# Written problem
Return only the number of lines in the entries below that hold the word "source".

• • • • •

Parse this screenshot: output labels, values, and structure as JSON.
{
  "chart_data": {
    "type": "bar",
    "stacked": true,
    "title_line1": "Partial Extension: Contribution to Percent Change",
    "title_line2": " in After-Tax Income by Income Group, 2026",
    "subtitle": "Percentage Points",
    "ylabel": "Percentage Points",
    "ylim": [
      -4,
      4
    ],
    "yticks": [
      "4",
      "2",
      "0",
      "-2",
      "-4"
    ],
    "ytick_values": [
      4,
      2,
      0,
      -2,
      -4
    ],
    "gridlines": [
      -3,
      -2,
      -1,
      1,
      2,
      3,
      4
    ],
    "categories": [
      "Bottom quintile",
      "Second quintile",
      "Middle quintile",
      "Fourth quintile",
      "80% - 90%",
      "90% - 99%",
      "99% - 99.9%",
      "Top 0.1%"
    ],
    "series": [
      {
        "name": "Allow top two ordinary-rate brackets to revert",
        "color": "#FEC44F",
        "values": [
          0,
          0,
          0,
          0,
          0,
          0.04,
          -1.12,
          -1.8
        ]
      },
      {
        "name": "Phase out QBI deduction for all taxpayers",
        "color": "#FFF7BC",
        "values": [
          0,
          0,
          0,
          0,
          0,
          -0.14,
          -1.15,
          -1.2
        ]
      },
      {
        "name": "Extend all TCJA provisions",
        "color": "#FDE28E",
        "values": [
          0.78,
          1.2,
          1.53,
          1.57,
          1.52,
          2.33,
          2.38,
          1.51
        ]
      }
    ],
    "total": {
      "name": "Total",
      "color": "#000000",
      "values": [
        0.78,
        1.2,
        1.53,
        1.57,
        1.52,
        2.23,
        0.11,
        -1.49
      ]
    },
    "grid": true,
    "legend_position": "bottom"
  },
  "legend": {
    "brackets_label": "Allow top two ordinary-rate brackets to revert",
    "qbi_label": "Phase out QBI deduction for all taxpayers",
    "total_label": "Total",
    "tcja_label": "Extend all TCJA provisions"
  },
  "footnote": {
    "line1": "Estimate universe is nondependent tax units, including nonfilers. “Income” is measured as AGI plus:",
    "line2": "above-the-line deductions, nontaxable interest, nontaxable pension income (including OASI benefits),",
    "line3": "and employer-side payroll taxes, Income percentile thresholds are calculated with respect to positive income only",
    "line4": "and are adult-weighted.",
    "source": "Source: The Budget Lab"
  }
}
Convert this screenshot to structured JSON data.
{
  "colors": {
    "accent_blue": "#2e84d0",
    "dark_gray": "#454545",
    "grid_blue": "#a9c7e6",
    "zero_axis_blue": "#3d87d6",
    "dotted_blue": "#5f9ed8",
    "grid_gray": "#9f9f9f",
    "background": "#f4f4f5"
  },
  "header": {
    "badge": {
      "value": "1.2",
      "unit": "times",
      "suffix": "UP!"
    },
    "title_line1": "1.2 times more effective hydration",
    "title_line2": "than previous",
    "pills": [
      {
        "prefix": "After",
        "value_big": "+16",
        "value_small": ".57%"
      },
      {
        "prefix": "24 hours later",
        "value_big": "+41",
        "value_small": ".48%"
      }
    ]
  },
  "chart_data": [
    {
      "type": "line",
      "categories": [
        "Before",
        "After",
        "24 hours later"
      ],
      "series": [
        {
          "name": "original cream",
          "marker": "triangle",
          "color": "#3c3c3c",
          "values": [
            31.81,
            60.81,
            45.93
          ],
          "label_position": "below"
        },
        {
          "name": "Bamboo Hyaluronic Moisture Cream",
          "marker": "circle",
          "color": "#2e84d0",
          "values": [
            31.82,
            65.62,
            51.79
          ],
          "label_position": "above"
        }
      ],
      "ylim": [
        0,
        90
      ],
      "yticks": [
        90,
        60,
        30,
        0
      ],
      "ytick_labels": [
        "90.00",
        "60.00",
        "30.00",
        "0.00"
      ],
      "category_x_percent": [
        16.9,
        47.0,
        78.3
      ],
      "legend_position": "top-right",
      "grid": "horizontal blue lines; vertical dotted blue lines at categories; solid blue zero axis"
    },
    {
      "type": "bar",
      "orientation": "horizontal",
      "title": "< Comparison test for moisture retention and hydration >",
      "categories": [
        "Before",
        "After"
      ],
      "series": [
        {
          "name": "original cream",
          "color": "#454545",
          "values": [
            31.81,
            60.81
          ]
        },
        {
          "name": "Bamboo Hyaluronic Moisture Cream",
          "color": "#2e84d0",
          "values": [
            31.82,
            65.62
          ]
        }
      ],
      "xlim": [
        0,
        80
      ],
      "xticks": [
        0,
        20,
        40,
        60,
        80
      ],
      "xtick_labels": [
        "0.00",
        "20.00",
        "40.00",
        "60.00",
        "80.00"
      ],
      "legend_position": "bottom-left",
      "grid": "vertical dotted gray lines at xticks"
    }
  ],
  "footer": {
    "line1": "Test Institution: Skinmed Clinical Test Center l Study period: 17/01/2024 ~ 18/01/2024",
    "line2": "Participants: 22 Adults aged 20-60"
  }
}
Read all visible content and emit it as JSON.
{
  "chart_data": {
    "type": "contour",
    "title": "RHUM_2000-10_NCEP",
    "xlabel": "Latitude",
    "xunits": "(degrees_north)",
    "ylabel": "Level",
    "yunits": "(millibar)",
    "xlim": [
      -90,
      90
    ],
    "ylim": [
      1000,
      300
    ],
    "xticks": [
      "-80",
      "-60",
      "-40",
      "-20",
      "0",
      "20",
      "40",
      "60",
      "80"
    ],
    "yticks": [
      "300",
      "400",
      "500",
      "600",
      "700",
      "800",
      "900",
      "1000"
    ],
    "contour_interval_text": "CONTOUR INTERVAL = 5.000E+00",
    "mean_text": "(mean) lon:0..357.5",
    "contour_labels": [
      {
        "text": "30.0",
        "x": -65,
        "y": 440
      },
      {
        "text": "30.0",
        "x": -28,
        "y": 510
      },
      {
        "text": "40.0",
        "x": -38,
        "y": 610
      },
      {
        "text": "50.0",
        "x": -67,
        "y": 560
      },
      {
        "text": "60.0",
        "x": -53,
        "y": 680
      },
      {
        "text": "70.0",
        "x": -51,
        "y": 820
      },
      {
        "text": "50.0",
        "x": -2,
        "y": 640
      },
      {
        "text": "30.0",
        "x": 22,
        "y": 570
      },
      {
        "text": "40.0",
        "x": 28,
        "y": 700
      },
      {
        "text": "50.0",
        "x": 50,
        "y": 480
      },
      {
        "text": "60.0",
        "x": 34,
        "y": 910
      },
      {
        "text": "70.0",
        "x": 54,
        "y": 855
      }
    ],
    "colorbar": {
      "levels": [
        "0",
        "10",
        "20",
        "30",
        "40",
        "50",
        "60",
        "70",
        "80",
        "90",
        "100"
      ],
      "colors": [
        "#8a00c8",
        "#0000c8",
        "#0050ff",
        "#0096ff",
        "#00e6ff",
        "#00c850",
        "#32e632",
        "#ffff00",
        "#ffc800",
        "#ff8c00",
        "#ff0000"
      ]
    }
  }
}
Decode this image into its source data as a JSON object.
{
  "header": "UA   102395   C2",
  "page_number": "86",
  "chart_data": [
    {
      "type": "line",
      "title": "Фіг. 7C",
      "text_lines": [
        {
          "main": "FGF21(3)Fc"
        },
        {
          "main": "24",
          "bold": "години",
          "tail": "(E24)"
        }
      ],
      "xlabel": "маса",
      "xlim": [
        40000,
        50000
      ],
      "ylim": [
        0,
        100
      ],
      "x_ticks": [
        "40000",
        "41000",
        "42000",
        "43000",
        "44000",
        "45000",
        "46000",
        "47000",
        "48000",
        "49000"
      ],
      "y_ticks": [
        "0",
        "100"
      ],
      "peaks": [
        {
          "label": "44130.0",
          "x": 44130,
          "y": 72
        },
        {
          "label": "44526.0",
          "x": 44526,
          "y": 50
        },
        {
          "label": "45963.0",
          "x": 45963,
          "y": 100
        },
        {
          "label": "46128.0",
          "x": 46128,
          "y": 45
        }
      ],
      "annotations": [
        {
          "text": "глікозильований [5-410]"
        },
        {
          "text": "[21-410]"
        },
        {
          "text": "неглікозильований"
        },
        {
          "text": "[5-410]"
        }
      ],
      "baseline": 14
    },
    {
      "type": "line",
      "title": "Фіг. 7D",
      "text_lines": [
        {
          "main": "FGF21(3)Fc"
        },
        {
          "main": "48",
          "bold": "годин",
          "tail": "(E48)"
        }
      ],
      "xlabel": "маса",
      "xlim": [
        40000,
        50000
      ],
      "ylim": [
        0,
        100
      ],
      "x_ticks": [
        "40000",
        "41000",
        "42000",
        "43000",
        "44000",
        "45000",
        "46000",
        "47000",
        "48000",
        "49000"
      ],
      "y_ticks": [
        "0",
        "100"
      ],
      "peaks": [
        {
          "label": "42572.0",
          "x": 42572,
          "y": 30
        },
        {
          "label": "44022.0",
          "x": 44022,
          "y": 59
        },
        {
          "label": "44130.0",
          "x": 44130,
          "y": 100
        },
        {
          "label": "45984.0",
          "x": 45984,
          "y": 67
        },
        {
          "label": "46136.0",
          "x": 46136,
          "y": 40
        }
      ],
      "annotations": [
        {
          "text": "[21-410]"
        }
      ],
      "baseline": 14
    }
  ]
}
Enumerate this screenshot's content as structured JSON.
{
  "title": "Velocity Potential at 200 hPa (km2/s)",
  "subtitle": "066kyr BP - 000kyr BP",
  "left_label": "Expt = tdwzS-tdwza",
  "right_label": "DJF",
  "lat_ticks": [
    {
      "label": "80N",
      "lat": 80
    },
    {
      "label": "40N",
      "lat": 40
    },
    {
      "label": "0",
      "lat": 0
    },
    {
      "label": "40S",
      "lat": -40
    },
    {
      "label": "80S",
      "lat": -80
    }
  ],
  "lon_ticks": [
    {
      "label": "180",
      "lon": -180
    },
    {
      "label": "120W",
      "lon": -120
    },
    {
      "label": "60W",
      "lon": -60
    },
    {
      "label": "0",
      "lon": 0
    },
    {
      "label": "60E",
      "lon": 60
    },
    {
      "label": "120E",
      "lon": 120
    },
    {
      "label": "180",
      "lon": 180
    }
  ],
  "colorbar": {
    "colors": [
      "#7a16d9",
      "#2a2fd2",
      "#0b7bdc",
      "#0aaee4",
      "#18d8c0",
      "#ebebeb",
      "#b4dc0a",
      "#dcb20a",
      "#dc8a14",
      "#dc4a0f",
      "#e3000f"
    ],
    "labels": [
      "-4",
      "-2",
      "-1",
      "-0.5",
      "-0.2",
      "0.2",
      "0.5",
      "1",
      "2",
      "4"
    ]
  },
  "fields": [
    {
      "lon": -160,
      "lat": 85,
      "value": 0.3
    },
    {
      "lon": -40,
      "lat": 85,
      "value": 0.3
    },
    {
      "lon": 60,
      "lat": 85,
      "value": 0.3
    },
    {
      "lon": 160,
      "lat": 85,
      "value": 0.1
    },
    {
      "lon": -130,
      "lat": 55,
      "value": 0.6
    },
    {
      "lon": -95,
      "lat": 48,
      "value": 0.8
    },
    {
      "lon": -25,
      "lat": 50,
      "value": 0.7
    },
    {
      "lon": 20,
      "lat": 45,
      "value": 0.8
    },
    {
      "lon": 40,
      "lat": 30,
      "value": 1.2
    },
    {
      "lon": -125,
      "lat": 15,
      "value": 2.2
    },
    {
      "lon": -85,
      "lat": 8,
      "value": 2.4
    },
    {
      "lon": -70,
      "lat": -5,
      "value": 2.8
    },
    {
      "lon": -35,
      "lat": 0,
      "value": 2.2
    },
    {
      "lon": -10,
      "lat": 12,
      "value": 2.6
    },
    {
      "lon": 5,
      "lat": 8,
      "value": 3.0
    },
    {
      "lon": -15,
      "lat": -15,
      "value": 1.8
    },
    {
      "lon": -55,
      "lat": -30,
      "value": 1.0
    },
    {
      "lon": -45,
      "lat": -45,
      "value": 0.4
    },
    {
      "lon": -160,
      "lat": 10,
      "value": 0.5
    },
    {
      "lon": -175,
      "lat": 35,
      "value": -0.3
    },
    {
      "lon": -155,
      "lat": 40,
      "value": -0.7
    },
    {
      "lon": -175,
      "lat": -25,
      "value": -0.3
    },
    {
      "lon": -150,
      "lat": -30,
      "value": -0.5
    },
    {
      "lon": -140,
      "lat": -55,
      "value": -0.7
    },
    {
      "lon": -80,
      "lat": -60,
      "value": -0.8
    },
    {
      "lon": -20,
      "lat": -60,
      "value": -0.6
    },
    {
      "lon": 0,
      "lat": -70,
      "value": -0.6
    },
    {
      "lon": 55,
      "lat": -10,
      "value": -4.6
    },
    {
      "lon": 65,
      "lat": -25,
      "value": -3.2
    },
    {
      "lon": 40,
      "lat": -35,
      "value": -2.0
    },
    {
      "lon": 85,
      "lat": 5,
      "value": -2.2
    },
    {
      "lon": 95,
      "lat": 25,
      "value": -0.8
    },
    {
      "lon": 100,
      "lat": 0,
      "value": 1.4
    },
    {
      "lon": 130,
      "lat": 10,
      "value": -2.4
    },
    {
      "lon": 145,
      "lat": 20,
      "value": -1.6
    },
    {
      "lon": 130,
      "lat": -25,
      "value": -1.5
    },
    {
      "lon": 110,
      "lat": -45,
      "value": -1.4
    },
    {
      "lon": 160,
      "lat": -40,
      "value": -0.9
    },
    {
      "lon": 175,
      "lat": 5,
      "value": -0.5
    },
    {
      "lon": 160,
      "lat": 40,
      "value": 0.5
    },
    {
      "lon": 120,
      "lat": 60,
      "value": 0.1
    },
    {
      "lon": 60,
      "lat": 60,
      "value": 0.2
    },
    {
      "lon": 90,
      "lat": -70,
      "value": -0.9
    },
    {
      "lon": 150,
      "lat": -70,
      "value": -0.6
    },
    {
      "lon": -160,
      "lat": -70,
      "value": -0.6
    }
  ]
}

• • • • •

# Solution
2